Stated problem →
Return every record exactly as written.
— begin Input material —
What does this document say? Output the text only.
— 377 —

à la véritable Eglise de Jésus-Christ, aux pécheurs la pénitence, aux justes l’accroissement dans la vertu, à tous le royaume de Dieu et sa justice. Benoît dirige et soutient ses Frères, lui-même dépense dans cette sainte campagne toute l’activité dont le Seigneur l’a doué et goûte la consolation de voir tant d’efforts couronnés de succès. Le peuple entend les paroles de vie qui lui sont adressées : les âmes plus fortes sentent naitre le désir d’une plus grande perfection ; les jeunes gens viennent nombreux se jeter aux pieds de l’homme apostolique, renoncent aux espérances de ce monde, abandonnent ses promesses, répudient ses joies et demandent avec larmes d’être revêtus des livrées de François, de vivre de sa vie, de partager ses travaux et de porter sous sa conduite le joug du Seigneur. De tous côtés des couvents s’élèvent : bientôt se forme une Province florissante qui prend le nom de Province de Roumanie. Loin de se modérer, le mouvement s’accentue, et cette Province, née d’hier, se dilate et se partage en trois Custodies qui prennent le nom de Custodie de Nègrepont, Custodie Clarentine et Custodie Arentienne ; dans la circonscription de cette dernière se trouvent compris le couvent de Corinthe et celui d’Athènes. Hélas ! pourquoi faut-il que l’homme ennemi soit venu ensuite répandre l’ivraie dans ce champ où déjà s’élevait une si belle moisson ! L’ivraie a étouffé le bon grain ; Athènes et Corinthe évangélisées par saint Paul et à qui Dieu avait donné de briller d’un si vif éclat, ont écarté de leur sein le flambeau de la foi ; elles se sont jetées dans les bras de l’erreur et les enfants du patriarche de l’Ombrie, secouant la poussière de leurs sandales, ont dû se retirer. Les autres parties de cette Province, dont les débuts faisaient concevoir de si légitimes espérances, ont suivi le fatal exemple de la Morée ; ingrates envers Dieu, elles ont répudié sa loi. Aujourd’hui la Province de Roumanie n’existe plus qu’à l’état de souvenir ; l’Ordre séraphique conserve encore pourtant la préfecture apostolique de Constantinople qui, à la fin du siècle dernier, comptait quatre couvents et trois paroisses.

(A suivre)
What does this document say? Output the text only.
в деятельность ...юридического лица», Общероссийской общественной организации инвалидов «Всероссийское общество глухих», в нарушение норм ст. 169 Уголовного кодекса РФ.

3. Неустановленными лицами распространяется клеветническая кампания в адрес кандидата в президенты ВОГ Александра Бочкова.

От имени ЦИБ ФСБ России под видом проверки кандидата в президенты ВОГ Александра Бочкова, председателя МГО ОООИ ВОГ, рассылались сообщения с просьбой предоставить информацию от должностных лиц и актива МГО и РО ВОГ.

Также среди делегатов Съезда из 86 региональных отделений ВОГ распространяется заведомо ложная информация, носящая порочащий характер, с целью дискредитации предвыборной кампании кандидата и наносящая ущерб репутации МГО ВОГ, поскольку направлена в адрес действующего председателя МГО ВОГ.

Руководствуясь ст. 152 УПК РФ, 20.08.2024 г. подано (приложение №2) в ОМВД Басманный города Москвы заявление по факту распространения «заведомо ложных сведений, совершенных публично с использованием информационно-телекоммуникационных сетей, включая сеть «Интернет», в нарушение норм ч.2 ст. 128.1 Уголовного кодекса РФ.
— end Input material —
Correct result →
What does this document say? Output the text only.
— 377 —

à la véritable Eglise de Jésus-Christ, aux pécheurs la pénitence, aux justes l’accroissement dans la vertu, à tous le royaume de Dieu et sa justice. Benoît dirige et soutient ses Frères, lui-même dépense dans cette sainte campagne toute l’activité dont le Seigneur l’a doué et goûte la consolation de voir tant d’efforts couronnés de succès. Le peuple entend les paroles de vie qui lui sont adressées : les âmes plus fortes sentent naitre le désir d’une plus grande perfection ; les jeunes gens viennent nombreux se jeter aux pieds de l’homme apostolique, renoncent aux espérances de ce monde, abandonnent ses promesses, répudient ses joies et demandent avec larmes d’être revêtus des livrées de François, de vivre de sa vie, de partager ses travaux et de porter sous sa conduite le joug du Seigneur. De tous côtés des couvents s’élèvent : bientôt se forme une Province florissante qui prend le nom de Province de Roumanie. Loin de se modérer, le mouvement s’accentue, et cette Province, née d’hier, se dilate et se partage en trois Custodies qui prennent le nom de Custodie de Nègrepont, Custodie Clarentine et Custodie Arentienne ; dans la circonscription de cette dernière se trouvent compris le couvent de Corinthe et celui d’Athènes. Hélas ! pourquoi faut-il que l’homme ennemi soit venu ensuite répandre l’ivraie dans ce champ où déjà s’élevait une si belle moisson ! L’ivraie a étouffé le bon grain ; Athènes et Corinthe évangélisées par saint Paul et à qui Dieu avait donné de briller d’un si vif éclat, ont écarté de leur sein le flambeau de la foi ; elles se sont jetées dans les bras de l’erreur et les enfants du patriarche de l’Ombrie, secouant la poussière de leurs sandales, ont dû se retirer. Les autres parties de cette Province, dont les débuts faisaient concevoir de si légitimes espérances, ont suivi le fatal exemple de la Morée ; ingrates envers Dieu, elles ont répudié sa loi. Aujourd’hui la Province de Roumanie n’existe plus qu’à l’état de souvenir ; l’Ordre séraphique conserve encore pourtant la préfecture apostolique de Constantinople qui, à la fin du siècle dernier, comptait quatre couvents et trois paroisses.

(A suivre)
What does this document say? Output the text only.
в деятельность ...юридического лица», Общероссийской общественной организации инвалидов «Всероссийское общество глухих», в нарушение норм ст. 169 Уголовного кодекса РФ.

3. Неустановленными лицами распространяется клеветническая кампания в адрес кандидата в президенты ВОГ Александра Бочкова.

От имени ЦИБ ФСБ России под видом проверки кандидата в президенты ВОГ Александра Бочкова, председателя МГО ОООИ ВОГ, рассылались сообщения с просьбой предоставить информацию от должностных лиц и актива МГО и РО ВОГ.

Также среди делегатов Съезда из 86 региональных отделений ВОГ распространяется заведомо ложная информация, носящая порочащий характер, с целью дискредитации предвыборной кампании кандидата и наносящая ущерб репутации МГО ВОГ, поскольку направлена в адрес действующего председателя МГО ВОГ.

Руководствуясь ст. 152 УПК РФ, 20.08.2024 г. подано (приложение №2) в ОМВД Басманный города Москвы заявление по факту распространения «заведомо ложных сведений, совершенных публично с использованием информационно-телекоммуникационных сетей, включая сеть «Интернет», в нарушение норм ч.2 ст. 128.1 Уголовного кодекса РФ.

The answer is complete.